--- BEGIN Material for this exercise ---

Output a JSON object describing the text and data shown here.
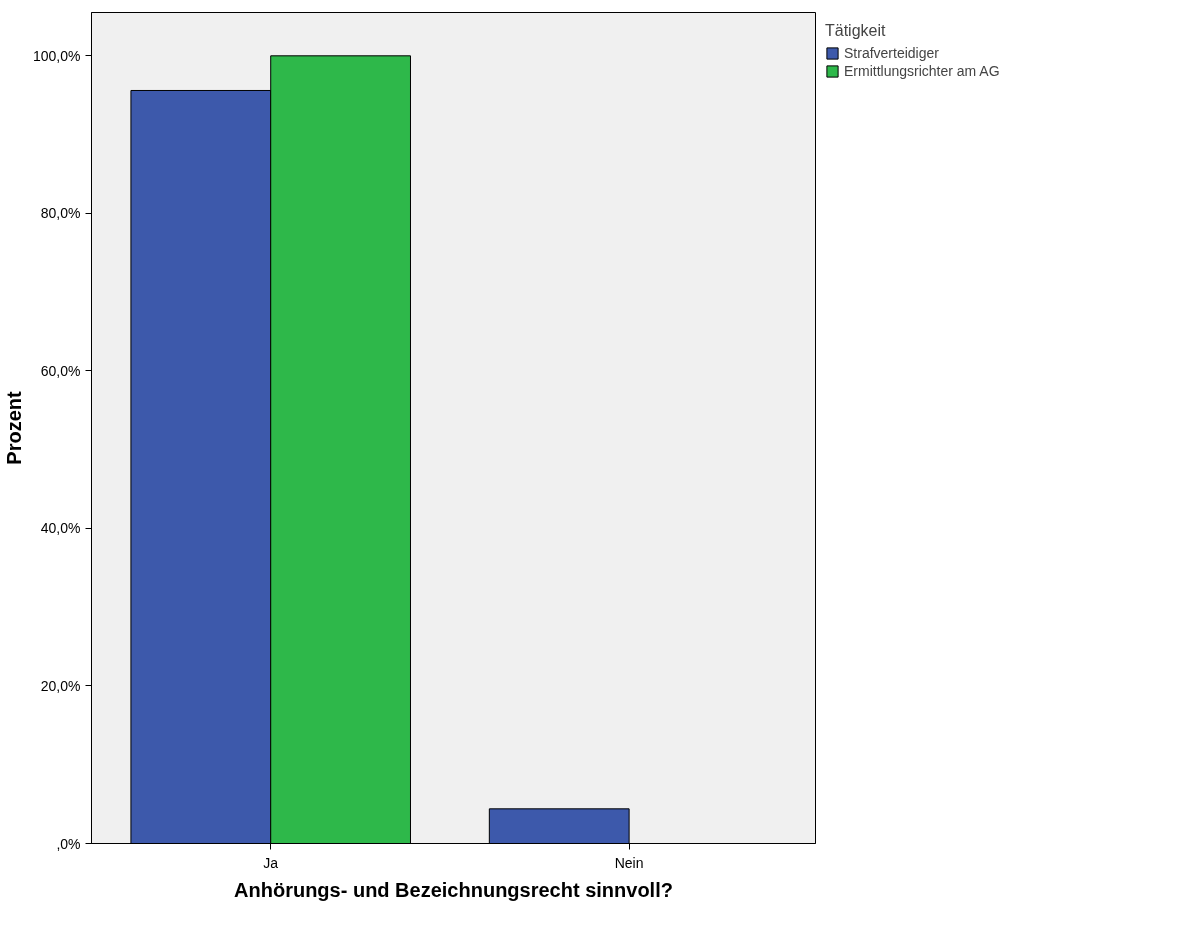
{
  "chart_data": {
    "type": "bar",
    "xlabel": "Anhörungs- und Bezeichnungsrecht sinnvoll?",
    "ylabel": "Prozent",
    "legend_title": "Tätigkeit",
    "categories": [
      "Ja",
      "Nein"
    ],
    "series": [
      {
        "name": "Strafverteidiger",
        "color": "#3d59ab",
        "values": [
          95.6,
          4.4
        ]
      },
      {
        "name": "Ermittlungsrichter am AG",
        "color": "#2eb84a",
        "values": [
          100,
          null
        ]
      }
    ],
    "ylim": [
      0,
      105.5
    ],
    "yticks": [
      {
        "value": 0,
        "label": ",0%"
      },
      {
        "value": 20,
        "label": "20,0%"
      },
      {
        "value": 40,
        "label": "40,0%"
      },
      {
        "value": 60,
        "label": "60,0%"
      },
      {
        "value": 80,
        "label": "80,0%"
      },
      {
        "value": 100,
        "label": "100,0%"
      }
    ],
    "grid": false,
    "legend": "top right"
  }
}
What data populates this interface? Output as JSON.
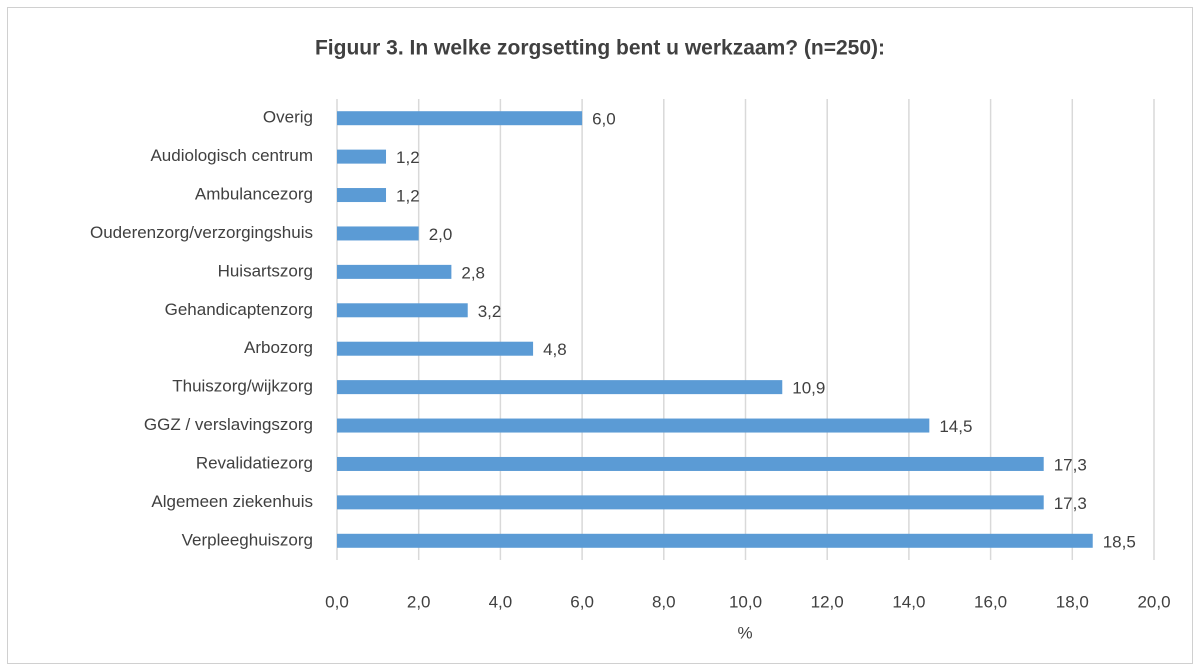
{
  "chart_data": {
    "type": "bar",
    "orientation": "horizontal",
    "title": "Figuur 3. In welke zorgsetting bent u werkzaam? (n=250):",
    "x_label": "%",
    "categories": [
      "Overig",
      "Audiologisch centrum",
      "Ambulancezorg",
      "Ouderenzorg/verzorgingshuis",
      "Huisartszorg",
      "Gehandicaptenzorg",
      "Arbozorg",
      "Thuiszorg/wijkzorg",
      "GGZ / verslavingszorg",
      "Revalidatiezorg",
      "Algemeen ziekenhuis",
      "Verpleeghuiszorg"
    ],
    "values": [
      6.0,
      1.2,
      1.2,
      2.0,
      2.8,
      3.2,
      4.8,
      10.9,
      14.5,
      17.3,
      17.3,
      18.5
    ],
    "value_labels": [
      "6,0",
      "1,2",
      "1,2",
      "2,0",
      "2,8",
      "3,2",
      "4,8",
      "10,9",
      "14,5",
      "17,3",
      "17,3",
      "18,5"
    ],
    "color": "#5b9bd5",
    "xlim": [
      0,
      20
    ],
    "xticks": [
      {
        "value": 0,
        "label": "0,0"
      },
      {
        "value": 2,
        "label": "2,0"
      },
      {
        "value": 4,
        "label": "4,0"
      },
      {
        "value": 6,
        "label": "6,0"
      },
      {
        "value": 8,
        "label": "8,0"
      },
      {
        "value": 10,
        "label": "10,0"
      },
      {
        "value": 12,
        "label": "12,0"
      },
      {
        "value": 14,
        "label": "14,0"
      },
      {
        "value": 16,
        "label": "16,0"
      },
      {
        "value": 18,
        "label": "18,0"
      },
      {
        "value": 20,
        "label": "20,0"
      }
    ],
    "grid": true
  }
}
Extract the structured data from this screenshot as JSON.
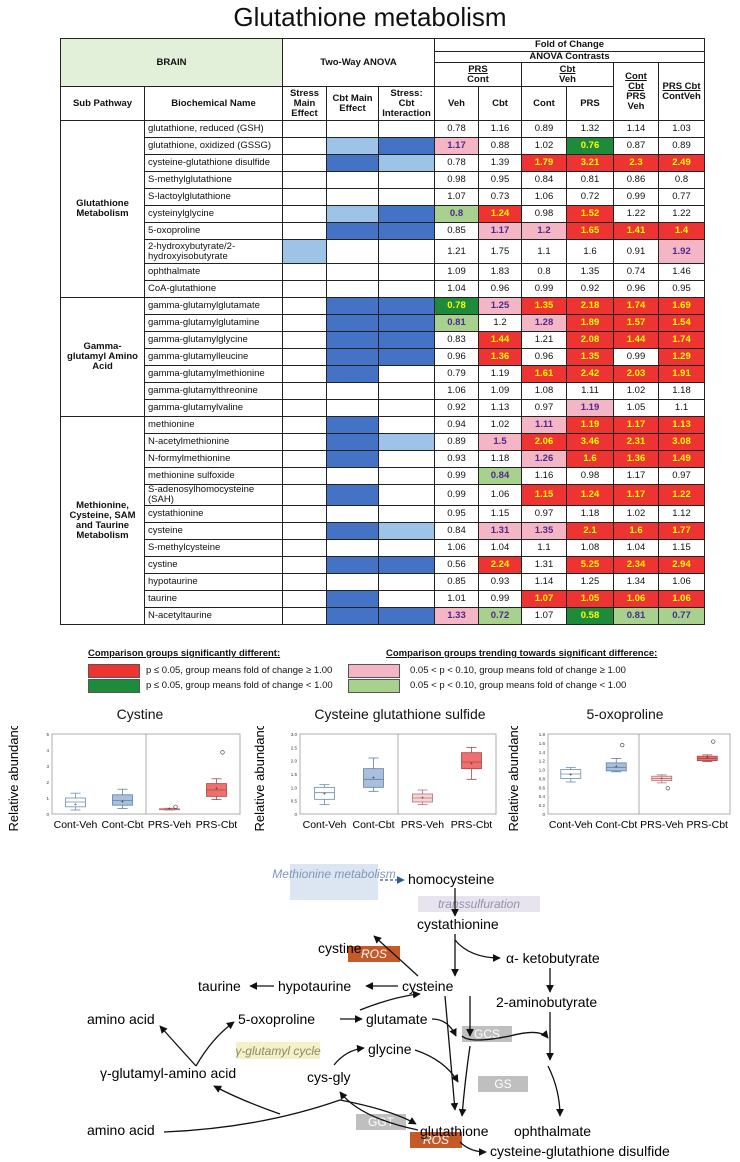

--- END Material for this exercise ---

Exercise prompt: Without the pictures, repeat the listing above exactly.

Exercise output:
Output a JSON object describing the text and data shown here.
{
  "chart_data": {
    "type": "bar",
    "xlabel": "Anhörungs- und Bezeichnungsrecht sinnvoll?",
    "ylabel": "Prozent",
    "legend_title": "Tätigkeit",
    "categories": [
      "Ja",
      "Nein"
    ],
    "series": [
      {
        "name": "Strafverteidiger",
        "color": "#3d59ab",
        "values": [
          95.6,
          4.4
        ]
      },
      {
        "name": "Ermittlungsrichter am AG",
        "color": "#2eb84a",
        "values": [
          100,
          null
        ]
      }
    ],
    "ylim": [
      0,
      105.5
    ],
    "yticks": [
      {
        "value": 0,
        "label": ",0%"
      },
      {
        "value": 20,
        "label": "20,0%"
      },
      {
        "value": 40,
        "label": "40,0%"
      },
      {
        "value": 60,
        "label": "60,0%"
      },
      {
        "value": 80,
        "label": "80,0%"
      },
      {
        "value": 100,
        "label": "100,0%"
      }
    ],
    "grid": false,
    "legend": "top right"
  }
}
What data populates this interface? Output as JSON.
{
  "chart_data": {
    "type": "bar",
    "orientation": "horizontal",
    "title": "Figuur 3. In welke zorgsetting bent u werkzaam? (n=250):",
    "x_label": "%",
    "categories": [
      "Overig",
      "Audiologisch centrum",
      "Ambulancezorg",
      "Ouderenzorg/verzorgingshuis",
      "Huisartszorg",
      "Gehandicaptenzorg",
      "Arbozorg",
      "Thuiszorg/wijkzorg",
      "GGZ / verslavingszorg",
      "Revalidatiezorg",
      "Algemeen ziekenhuis",
      "Verpleeghuiszorg"
    ],
    "values": [
      6.0,
      1.2,
      1.2,
      2.0,
      2.8,
      3.2,
      4.8,
      10.9,
      14.5,
      17.3,
      17.3,
      18.5
    ],
    "value_labels": [
      "6,0",
      "1,2",
      "1,2",
      "2,0",
      "2,8",
      "3,2",
      "4,8",
      "10,9",
      "14,5",
      "17,3",
      "17,3",
      "18,5"
    ],
    "color": "#5b9bd5",
    "xlim": [
      0,
      20
    ],
    "xticks": [
      {
        "value": 0,
        "label": "0,0"
      },
      {
        "value": 2,
        "label": "2,0"
      },
      {
        "value": 4,
        "label": "4,0"
      },
      {
        "value": 6,
        "label": "6,0"
      },
      {
        "value": 8,
        "label": "8,0"
      },
      {
        "value": 10,
        "label": "10,0"
      },
      {
        "value": 12,
        "label": "12,0"
      },
      {
        "value": 14,
        "label": "14,0"
      },
      {
        "value": 16,
        "label": "16,0"
      },
      {
        "value": 18,
        "label": "18,0"
      },
      {
        "value": 20,
        "label": "20,0"
      }
    ],
    "grid": true
  }
}
Extract the structured data from this screenshot as JSON.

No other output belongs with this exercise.